**** Extracted information ****

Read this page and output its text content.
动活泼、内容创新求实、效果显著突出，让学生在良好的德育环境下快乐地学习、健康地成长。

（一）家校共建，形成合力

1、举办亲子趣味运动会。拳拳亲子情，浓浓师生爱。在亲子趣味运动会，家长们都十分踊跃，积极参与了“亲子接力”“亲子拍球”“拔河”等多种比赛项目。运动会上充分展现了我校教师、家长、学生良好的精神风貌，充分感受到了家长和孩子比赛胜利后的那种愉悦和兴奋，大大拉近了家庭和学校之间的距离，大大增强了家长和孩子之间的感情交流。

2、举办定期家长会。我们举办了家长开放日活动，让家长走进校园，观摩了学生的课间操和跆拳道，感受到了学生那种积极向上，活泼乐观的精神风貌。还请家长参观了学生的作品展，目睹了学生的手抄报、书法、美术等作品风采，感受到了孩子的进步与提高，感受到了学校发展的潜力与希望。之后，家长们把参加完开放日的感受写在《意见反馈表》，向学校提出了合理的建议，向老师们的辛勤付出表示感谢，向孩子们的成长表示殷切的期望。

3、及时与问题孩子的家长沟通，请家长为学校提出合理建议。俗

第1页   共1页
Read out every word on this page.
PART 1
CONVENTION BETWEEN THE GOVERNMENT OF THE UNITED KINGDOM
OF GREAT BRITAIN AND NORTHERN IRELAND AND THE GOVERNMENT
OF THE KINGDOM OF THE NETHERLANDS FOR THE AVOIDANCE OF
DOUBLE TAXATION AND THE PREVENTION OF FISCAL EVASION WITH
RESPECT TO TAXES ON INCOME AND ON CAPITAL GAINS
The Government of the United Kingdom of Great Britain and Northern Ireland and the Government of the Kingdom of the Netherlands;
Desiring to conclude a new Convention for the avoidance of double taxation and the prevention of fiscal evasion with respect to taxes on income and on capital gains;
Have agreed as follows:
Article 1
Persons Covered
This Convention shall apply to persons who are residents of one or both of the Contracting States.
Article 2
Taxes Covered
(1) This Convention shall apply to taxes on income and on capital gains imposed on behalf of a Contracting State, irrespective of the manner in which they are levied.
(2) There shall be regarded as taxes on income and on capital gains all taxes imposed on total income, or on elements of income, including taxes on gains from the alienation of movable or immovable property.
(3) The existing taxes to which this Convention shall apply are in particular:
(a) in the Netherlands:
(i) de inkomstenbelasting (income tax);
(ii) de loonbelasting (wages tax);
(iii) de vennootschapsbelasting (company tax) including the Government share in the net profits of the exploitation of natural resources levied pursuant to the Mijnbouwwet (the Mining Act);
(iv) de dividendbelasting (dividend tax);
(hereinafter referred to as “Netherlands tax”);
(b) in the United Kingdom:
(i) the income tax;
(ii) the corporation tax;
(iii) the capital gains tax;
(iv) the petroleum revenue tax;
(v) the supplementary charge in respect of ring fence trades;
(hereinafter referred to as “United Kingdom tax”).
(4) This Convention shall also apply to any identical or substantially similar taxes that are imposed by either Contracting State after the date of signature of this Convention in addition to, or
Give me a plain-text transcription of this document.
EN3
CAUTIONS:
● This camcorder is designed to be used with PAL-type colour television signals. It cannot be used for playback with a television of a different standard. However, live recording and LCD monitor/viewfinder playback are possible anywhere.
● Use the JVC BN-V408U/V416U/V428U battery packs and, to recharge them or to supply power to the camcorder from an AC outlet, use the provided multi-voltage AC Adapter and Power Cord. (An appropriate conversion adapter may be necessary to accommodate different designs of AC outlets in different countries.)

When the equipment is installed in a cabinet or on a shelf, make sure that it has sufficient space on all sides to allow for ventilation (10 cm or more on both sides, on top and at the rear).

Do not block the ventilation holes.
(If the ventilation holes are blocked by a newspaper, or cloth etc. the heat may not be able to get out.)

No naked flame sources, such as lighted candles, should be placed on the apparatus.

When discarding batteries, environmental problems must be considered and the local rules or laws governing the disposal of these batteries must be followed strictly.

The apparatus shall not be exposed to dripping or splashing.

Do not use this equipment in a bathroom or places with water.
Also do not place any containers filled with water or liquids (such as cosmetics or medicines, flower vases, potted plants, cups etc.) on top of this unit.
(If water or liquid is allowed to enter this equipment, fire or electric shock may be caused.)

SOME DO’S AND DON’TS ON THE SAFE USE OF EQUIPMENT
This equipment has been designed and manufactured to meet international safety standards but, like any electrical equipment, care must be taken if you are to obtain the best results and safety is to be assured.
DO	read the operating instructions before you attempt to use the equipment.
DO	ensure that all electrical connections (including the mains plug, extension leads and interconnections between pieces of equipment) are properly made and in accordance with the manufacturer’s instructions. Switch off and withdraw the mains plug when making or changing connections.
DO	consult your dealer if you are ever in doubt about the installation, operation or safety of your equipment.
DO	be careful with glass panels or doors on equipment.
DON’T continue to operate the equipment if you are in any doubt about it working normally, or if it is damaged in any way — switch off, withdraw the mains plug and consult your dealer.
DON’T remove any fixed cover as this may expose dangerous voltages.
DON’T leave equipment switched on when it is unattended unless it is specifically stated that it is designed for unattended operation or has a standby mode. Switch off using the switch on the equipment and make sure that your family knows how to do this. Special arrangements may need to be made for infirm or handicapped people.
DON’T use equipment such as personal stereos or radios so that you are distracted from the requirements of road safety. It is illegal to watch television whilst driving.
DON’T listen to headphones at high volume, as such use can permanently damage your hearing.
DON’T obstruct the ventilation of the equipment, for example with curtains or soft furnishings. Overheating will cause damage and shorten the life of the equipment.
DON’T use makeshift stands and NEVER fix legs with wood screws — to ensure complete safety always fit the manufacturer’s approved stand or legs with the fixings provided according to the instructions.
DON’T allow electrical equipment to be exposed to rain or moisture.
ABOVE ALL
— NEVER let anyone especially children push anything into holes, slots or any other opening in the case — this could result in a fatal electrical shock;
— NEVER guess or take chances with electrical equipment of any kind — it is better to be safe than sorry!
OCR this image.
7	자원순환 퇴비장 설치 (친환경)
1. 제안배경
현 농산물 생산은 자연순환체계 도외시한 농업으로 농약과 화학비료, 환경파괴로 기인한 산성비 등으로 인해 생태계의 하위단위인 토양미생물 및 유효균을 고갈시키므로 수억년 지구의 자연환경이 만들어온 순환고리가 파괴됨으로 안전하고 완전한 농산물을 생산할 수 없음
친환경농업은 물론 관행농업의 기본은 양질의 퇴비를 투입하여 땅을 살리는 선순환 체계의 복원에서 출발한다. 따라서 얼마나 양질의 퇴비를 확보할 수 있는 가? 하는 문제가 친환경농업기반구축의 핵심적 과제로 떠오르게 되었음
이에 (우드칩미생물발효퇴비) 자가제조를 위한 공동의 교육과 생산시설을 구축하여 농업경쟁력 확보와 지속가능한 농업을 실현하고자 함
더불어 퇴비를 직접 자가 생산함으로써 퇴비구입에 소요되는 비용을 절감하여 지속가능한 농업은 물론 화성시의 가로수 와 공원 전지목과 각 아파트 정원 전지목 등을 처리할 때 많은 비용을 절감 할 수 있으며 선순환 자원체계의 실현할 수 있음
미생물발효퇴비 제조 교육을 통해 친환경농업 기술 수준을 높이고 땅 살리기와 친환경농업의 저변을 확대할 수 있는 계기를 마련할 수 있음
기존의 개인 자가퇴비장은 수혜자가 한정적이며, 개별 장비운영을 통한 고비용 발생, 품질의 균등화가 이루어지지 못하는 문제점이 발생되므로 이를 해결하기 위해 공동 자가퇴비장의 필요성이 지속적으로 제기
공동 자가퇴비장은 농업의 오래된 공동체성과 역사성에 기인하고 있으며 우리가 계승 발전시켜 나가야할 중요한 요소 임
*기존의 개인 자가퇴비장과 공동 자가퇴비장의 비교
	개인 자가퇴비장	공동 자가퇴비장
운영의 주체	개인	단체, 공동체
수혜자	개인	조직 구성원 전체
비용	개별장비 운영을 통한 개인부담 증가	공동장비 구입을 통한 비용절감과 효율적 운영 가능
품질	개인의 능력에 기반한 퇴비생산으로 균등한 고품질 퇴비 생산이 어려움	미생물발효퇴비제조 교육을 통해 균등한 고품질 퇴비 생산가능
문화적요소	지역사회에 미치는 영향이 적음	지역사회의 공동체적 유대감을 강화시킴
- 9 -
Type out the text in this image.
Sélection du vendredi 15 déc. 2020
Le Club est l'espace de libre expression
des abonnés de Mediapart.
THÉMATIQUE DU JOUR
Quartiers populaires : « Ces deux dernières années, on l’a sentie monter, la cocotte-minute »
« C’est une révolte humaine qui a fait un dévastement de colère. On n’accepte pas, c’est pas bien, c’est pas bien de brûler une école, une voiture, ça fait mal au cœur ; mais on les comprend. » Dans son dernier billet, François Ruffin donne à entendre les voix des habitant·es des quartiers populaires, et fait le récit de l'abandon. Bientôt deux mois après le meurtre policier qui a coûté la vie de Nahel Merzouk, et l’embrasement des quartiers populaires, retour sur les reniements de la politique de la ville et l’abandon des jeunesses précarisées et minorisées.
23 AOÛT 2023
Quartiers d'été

****

Lines that hold "image" are the ones to copy; find all of them.

**Worked answer:**
OCR this image.
Type out the text in this image.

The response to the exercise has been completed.